>> begin

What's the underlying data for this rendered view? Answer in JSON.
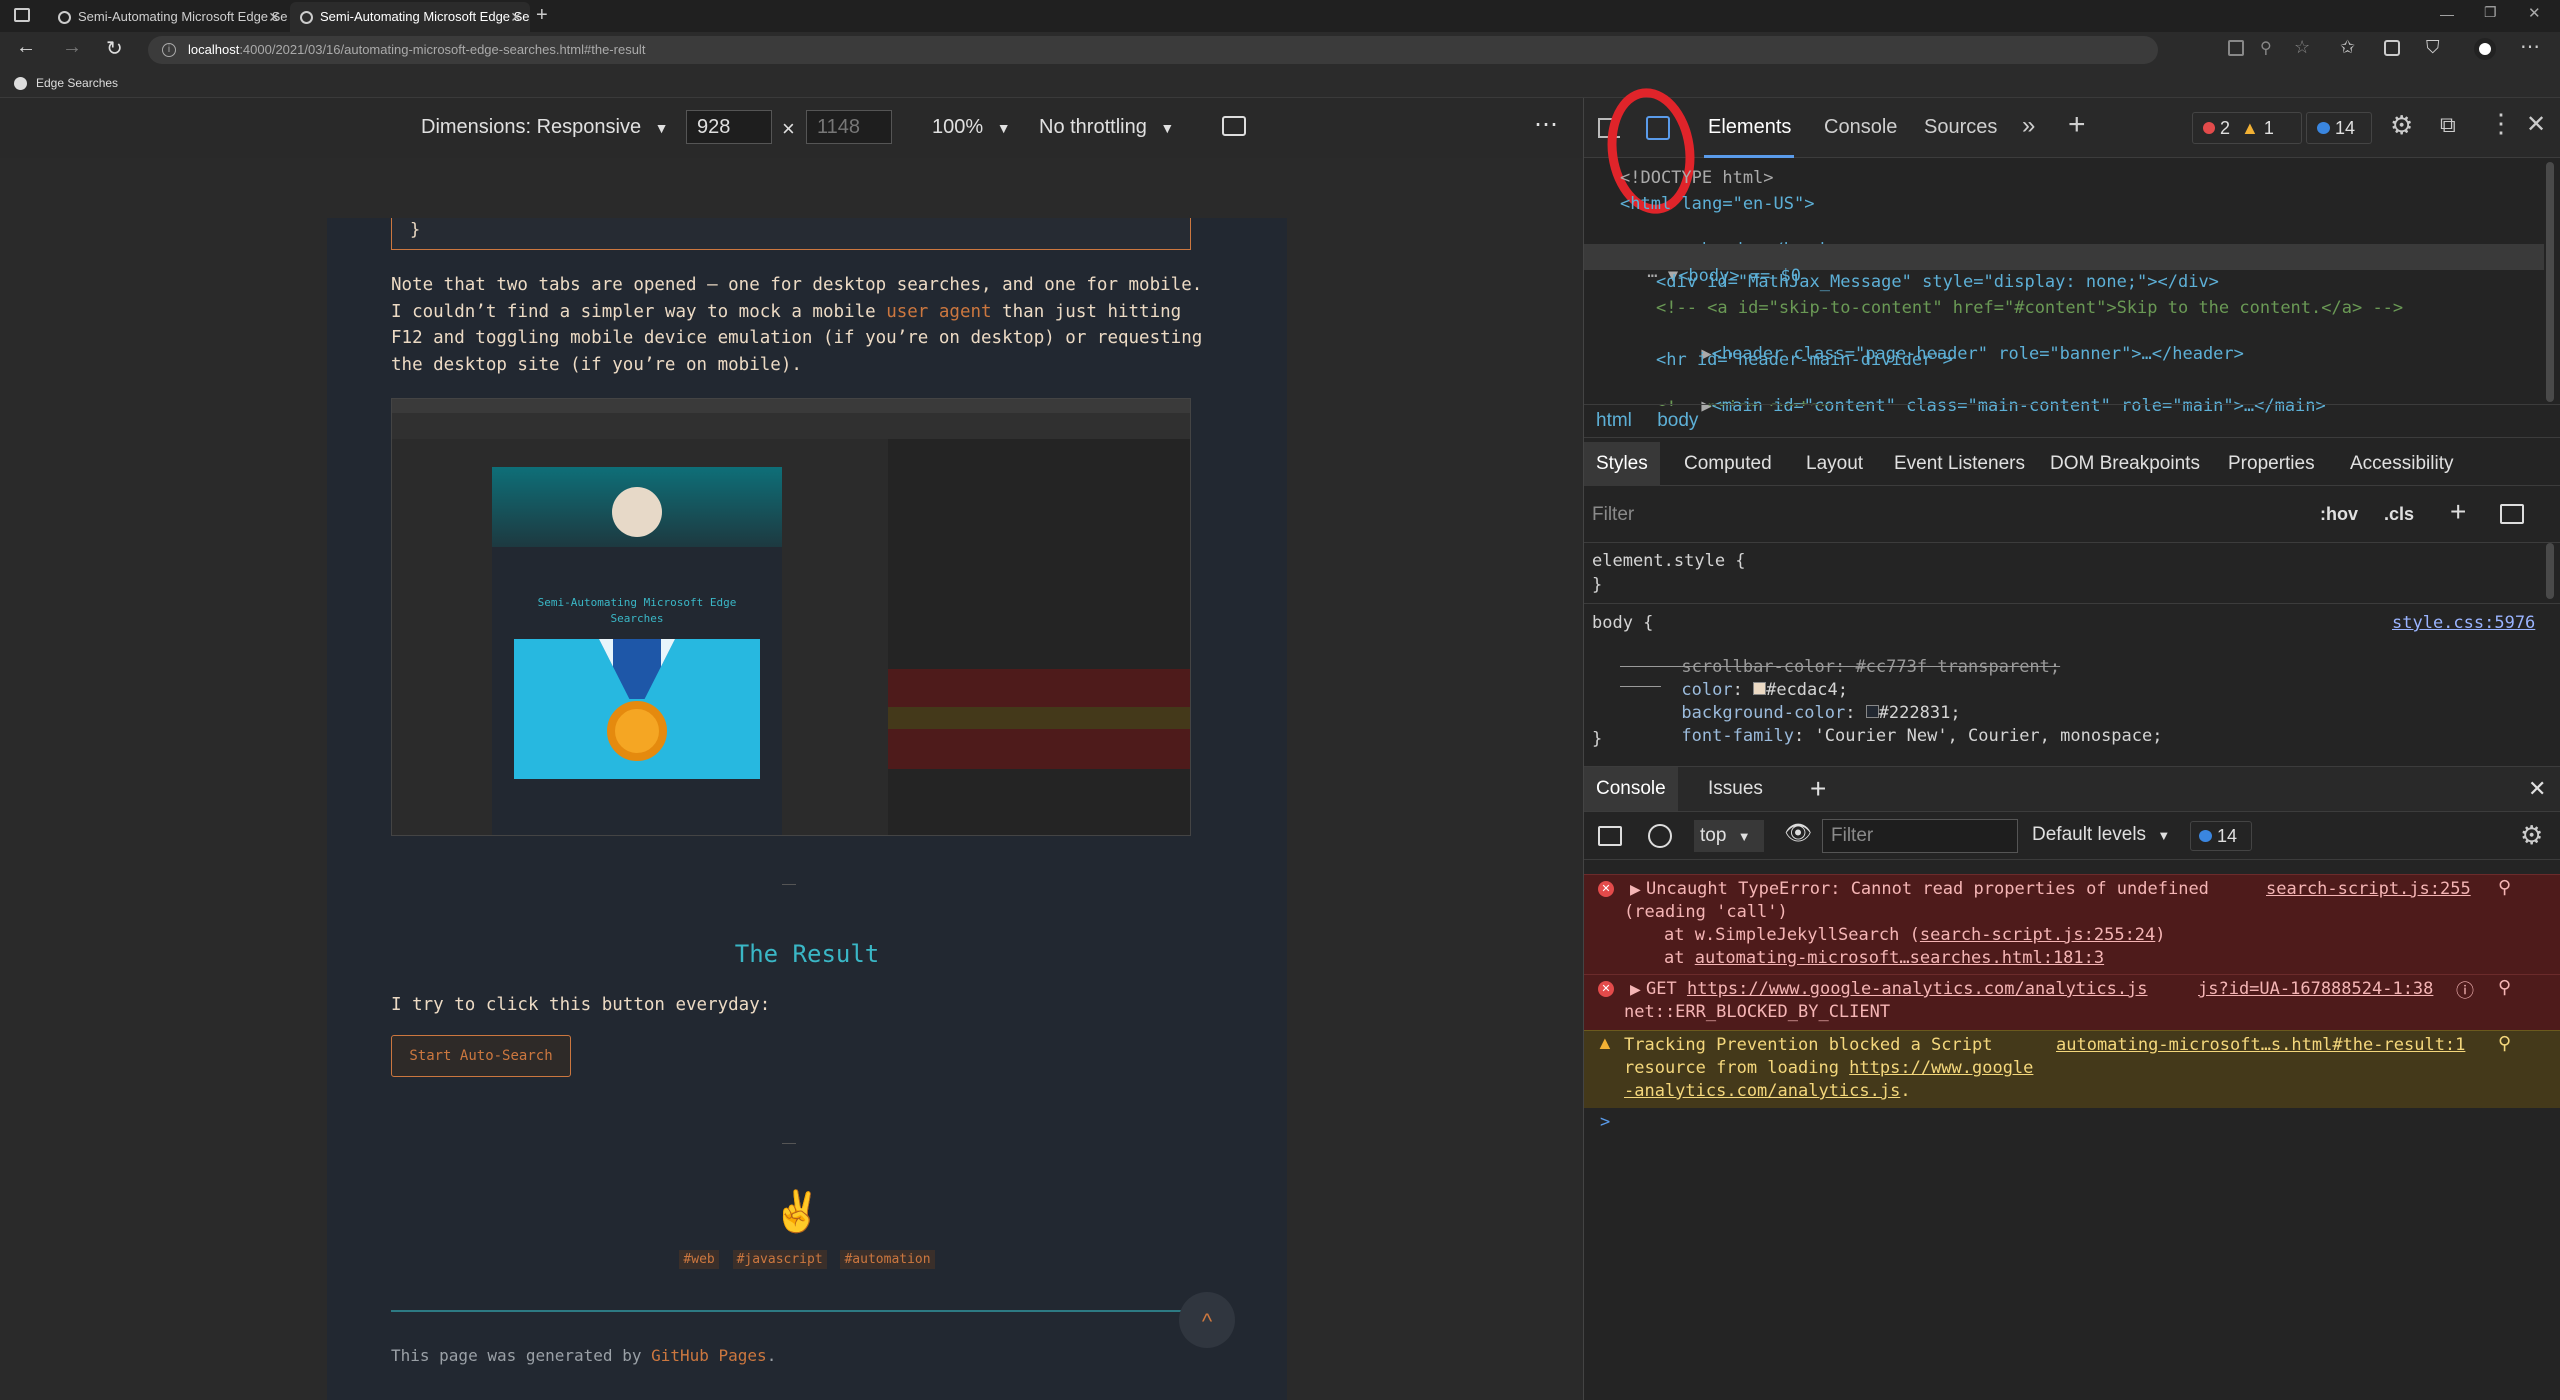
{
  "browser": {
    "tabs": [
      {
        "title": "Semi-Automating Microsoft Edge Se"
      },
      {
        "title": "Semi-Automating Microsoft Edge Se"
      }
    ],
    "new_tab": "+",
    "address_host": "localhost",
    "address_path": ":4000/2021/03/16/automating-microsoft-edge-searches.html#the-result",
    "favorite": "Edge Searches"
  },
  "device_toolbar": {
    "dimensions": "Dimensions: Responsive",
    "width": "928",
    "times": "×",
    "height_placeholder": "1148",
    "zoom": "100%",
    "throttling": "No throttling",
    "more": "⋯"
  },
  "page": {
    "closing_brace": "}",
    "paragraph_pre": "Note that two tabs are opened – one for desktop searches, and one for mobile. I couldn’t find a simpler way to mock a mobile ",
    "paragraph_link": "user agent",
    "paragraph_post": " than just hitting F12 and toggling mobile device emulation (if you’re on desktop) or requesting the desktop site (if you’re on mobile).",
    "heading": "The Result",
    "body_text": "I try to click this button everyday:",
    "button": "Start Auto-Search",
    "tags": [
      "#web",
      "#javascript",
      "#automation"
    ],
    "footer_pre": "This page was generated by ",
    "footer_link": "GitHub Pages",
    "footer_post": ".",
    "thumb_caption": "Semi-Automating Microsoft Edge Searches",
    "back_to_top": "^"
  },
  "devtools": {
    "tabs": [
      "Elements",
      "Console",
      "Sources"
    ],
    "errors": "2",
    "warnings": "1",
    "messages": "14",
    "dom": [
      "<!DOCTYPE html>",
      "<html lang=\"en-US\">",
      "<head>…</head>",
      "<body> == $0",
      "<div id=\"MathJax_Message\" style=\"display: none;\"></div>",
      "<!-- <a id=\"skip-to-content\" href=\"#content\">Skip to the content.</a> -->",
      "<header class=\"page-header\" role=\"banner\">…</header>",
      "<hr id=\"header-main-divider\">",
      "<main id=\"content\" class=\"main-content\" role=\"main\">…</main>",
      "<!-- prism syntax -->"
    ],
    "breadcrumb": [
      "html",
      "body"
    ],
    "style_tabs": [
      "Styles",
      "Computed",
      "Layout",
      "Event Listeners",
      "DOM Breakpoints",
      "Properties",
      "Accessibility"
    ],
    "filter_placeholder": "Filter",
    "hov": ":hov",
    "cls": ".cls",
    "element_style": "element.style {",
    "close_brace": "}",
    "body_selector": "body {",
    "body_source": "style.css:5976",
    "props": [
      {
        "name": "scrollbar-color",
        "value": "#cc773f transparent;",
        "struck": true
      },
      {
        "name": "color",
        "value": "#ecdac4;",
        "swatch": "#ecdac4"
      },
      {
        "name": "background-color",
        "value": "#222831;",
        "swatch": "#222831"
      },
      {
        "name": "font-family",
        "value": "'Courier New', Courier, monospace;"
      }
    ],
    "drawer_tabs": [
      "Console",
      "Issues"
    ],
    "context": "top",
    "console_filter": "Filter",
    "levels": "Default levels",
    "console_count": "14",
    "console": {
      "e1_line1": "Uncaught TypeError: Cannot read properties of undefined",
      "e1_line2": "(reading 'call')",
      "e1_at1_pre": "at w.SimpleJekyllSearch (",
      "e1_at1_link": "search-script.js:255:24",
      "e1_at1_post": ")",
      "e1_at2_pre": "at ",
      "e1_at2_link": "automating-microsoft…searches.html:181:3",
      "e1_src": "search-script.js:255",
      "e2_pre": "GET ",
      "e2_link": "https://www.google-analytics.com/analytics.js",
      "e2_line2": "net::ERR_BLOCKED_BY_CLIENT",
      "e2_src": "js?id=UA-167888524-1:38",
      "w_line1": "Tracking Prevention blocked a Script",
      "w_line2_pre": "resource from loading ",
      "w_line2_link": "https://www.google",
      "w_line3_link": "-analytics.com/analytics.js",
      "w_line3_post": ".",
      "w_src": "automating-microsoft…s.html#the-result:1",
      "prompt": ">"
    }
  },
  "colors": {
    "page_bg": "#222831",
    "accent": "#cc773f",
    "teal": "#3ab7c6",
    "annotation": "#e0242a"
  }
}
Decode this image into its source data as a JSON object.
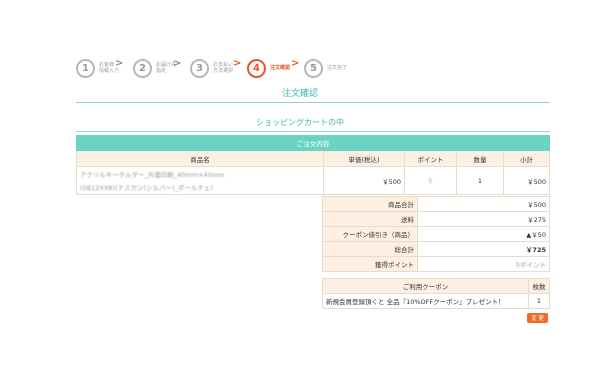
{
  "steps": [
    {
      "num": "1",
      "label": "お客様\n情報入力",
      "active": false
    },
    {
      "num": "2",
      "label": "お届け先\n指定",
      "active": false
    },
    {
      "num": "3",
      "label": "お支払い\n方法選択",
      "active": false
    },
    {
      "num": "4",
      "label": "注文確認",
      "active": true
    },
    {
      "num": "5",
      "label": "注文完了",
      "active": false
    }
  ],
  "step_separator": ">",
  "page_title": "注文確認",
  "section_title": "ショッピングカートの中",
  "cart": {
    "caption": "ご注文内容",
    "headers": [
      "商品名",
      "単価(税込)",
      "ポイント",
      "数量",
      "小計"
    ],
    "rows": [
      {
        "name_line1": "アクリルキーホルダー_片面印刷_40mm×40mm",
        "name_line2": "(SB12XX8)(ナスカン(シルバー)_ボールチェ)",
        "unit_price": "￥500",
        "points": "5",
        "qty": "1",
        "subtotal": "￥500"
      }
    ]
  },
  "summary": [
    {
      "label": "商品合計",
      "value": "￥500",
      "bold": false
    },
    {
      "label": "送料",
      "value": "￥275",
      "bold": false
    },
    {
      "label": "クーポン値引き（商品）",
      "value": "▲￥50",
      "bold": false
    },
    {
      "label": "総合計",
      "value": "￥725",
      "bold": true
    },
    {
      "label": "獲得ポイント",
      "value": "5ポイント",
      "bold": false
    }
  ],
  "coupon": {
    "header_name": "ご利用クーポン",
    "header_count": "枚数",
    "rows": [
      {
        "name": "新規会員登録頂くと 全品『10%OFFクーポン』プレゼント！",
        "count": "1"
      }
    ]
  },
  "change_button": "変 更",
  "colors": {
    "accent": "#3fb7a6",
    "active_step": "#e8562a",
    "button": "#f06a2a",
    "table_header": "#6bd3c1"
  }
}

>> end

● **Problem requirements**: Pull every line containing "main" from the data.

● **Output of the task**:
      "<hr id=\"header-main-divider\">",
      "<main id=\"content\" class=\"main-content\" role=\"main\">…</main>",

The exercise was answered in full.